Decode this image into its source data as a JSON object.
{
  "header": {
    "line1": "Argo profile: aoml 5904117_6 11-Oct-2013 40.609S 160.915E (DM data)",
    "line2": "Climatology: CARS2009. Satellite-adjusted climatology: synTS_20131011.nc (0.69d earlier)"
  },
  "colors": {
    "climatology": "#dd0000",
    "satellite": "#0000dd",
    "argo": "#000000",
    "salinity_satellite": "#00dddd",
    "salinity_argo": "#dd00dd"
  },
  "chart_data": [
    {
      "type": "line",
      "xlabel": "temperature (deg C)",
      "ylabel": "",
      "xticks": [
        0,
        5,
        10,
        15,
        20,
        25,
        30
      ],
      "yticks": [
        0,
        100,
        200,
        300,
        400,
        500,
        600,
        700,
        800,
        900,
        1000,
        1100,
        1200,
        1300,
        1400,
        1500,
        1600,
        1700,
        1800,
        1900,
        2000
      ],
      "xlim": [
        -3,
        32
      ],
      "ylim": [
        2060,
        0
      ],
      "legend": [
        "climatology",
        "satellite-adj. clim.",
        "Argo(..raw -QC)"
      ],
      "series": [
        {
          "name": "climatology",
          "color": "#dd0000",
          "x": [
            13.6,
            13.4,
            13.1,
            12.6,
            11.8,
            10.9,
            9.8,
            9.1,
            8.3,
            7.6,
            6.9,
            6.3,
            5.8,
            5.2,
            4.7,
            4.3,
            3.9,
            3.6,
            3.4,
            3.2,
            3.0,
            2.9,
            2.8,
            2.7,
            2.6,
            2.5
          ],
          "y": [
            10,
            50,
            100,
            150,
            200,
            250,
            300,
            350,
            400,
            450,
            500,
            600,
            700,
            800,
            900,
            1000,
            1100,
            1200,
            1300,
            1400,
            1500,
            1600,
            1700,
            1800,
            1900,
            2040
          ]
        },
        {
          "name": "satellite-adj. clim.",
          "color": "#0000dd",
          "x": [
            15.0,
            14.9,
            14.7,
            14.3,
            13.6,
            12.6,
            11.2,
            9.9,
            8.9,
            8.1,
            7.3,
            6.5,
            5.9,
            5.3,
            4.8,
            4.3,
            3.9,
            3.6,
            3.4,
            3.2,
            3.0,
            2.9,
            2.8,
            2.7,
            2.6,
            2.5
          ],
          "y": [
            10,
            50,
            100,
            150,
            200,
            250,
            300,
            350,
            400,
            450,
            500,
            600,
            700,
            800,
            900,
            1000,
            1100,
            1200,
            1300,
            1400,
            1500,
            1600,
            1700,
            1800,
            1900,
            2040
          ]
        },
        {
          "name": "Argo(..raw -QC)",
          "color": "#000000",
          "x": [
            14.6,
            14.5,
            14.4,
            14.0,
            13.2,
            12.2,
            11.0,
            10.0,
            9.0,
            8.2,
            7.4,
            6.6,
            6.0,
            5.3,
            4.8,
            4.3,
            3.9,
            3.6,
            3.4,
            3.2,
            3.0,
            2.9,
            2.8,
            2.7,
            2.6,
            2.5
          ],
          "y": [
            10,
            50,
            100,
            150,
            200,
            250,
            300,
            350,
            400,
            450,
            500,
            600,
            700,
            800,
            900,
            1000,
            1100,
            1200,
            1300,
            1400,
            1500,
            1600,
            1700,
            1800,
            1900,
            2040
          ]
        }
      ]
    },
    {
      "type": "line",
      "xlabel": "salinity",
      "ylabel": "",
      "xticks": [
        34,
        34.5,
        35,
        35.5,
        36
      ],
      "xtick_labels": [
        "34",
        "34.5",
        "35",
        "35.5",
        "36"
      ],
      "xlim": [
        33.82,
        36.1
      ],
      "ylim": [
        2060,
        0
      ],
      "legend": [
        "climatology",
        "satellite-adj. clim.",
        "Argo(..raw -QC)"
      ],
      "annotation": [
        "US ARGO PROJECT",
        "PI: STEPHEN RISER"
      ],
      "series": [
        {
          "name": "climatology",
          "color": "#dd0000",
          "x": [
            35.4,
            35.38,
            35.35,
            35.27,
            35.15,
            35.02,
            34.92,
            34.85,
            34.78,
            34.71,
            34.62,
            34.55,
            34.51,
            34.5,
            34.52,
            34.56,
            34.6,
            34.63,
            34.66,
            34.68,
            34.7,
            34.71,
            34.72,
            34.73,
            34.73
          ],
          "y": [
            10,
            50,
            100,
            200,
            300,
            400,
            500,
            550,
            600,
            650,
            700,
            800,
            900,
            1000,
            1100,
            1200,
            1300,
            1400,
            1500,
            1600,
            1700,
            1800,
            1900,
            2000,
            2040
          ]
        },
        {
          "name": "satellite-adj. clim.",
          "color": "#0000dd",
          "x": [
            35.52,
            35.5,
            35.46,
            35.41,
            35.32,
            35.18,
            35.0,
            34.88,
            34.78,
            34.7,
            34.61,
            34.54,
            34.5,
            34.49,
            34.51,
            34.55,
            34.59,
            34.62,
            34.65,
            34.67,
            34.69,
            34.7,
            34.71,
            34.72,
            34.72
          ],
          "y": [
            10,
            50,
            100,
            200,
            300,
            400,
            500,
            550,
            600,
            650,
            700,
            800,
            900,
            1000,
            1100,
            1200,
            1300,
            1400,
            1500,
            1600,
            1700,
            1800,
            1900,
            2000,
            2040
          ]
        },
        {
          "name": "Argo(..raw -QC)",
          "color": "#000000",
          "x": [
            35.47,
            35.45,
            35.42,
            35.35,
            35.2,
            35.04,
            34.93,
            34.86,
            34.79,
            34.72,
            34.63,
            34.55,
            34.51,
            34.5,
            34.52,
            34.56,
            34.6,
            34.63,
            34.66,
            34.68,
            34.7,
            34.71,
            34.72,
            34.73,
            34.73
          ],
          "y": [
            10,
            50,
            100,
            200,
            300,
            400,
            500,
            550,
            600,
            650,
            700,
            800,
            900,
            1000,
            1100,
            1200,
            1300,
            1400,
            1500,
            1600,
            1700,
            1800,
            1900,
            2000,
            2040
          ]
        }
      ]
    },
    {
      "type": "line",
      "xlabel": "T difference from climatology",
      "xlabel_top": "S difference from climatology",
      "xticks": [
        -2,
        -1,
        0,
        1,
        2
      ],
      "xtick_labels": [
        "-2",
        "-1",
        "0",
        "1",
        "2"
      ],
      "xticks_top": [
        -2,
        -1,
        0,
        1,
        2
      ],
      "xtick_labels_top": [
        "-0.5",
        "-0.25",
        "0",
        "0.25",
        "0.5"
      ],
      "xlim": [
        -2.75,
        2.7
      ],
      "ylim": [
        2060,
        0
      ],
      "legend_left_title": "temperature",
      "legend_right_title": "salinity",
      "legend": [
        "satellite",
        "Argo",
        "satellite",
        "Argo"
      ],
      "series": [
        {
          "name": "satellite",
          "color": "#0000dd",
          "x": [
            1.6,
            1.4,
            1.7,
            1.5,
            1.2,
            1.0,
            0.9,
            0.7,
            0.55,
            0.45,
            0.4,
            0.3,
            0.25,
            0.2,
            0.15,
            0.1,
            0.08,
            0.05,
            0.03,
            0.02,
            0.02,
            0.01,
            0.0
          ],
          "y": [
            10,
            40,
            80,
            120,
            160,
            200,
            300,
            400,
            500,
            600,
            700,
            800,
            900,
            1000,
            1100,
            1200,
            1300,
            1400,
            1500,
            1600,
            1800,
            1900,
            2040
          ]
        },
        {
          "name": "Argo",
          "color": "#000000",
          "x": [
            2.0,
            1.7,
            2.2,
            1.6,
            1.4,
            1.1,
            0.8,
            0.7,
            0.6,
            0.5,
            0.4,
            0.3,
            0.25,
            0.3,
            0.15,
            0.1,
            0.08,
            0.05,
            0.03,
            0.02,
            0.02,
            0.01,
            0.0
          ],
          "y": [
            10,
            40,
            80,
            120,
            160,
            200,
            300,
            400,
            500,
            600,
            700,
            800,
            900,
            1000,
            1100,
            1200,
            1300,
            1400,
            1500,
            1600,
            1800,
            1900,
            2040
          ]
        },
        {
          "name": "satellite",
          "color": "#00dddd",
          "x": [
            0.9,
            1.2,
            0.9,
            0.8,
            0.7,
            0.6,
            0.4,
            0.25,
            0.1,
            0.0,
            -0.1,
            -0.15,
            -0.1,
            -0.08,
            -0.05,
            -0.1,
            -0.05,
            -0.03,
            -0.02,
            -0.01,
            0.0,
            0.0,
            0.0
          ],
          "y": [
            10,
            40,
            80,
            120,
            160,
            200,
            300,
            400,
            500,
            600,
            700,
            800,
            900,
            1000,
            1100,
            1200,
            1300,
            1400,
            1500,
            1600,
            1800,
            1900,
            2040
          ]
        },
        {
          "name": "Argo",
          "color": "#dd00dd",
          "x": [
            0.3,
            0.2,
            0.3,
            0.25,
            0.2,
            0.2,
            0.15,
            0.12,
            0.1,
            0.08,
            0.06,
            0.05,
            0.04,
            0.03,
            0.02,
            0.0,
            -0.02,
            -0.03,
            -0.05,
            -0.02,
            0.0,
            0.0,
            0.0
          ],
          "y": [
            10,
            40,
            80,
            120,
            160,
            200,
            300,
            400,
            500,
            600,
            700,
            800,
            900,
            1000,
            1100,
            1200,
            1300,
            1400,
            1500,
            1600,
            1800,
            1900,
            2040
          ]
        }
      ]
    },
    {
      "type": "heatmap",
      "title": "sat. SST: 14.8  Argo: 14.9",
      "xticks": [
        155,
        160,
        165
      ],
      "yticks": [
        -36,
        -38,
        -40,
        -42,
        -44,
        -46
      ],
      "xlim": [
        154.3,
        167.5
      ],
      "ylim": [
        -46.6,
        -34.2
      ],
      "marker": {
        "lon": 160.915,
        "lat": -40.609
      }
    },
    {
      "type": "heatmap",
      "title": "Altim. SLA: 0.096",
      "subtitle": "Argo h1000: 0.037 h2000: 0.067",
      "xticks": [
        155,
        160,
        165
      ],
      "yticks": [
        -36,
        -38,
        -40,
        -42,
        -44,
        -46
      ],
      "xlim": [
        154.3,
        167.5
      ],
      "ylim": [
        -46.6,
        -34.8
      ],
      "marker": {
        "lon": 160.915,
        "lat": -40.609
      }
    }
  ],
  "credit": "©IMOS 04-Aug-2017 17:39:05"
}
┄┄┄┄┄┄┄┄┄┄
▶ [Task directions]: Copy out every line where the word "temperature" occurs.

▶ [Result of the exercise]:
      "xlabel": "temperature (deg C)",
      "legend_left_title": "temperature",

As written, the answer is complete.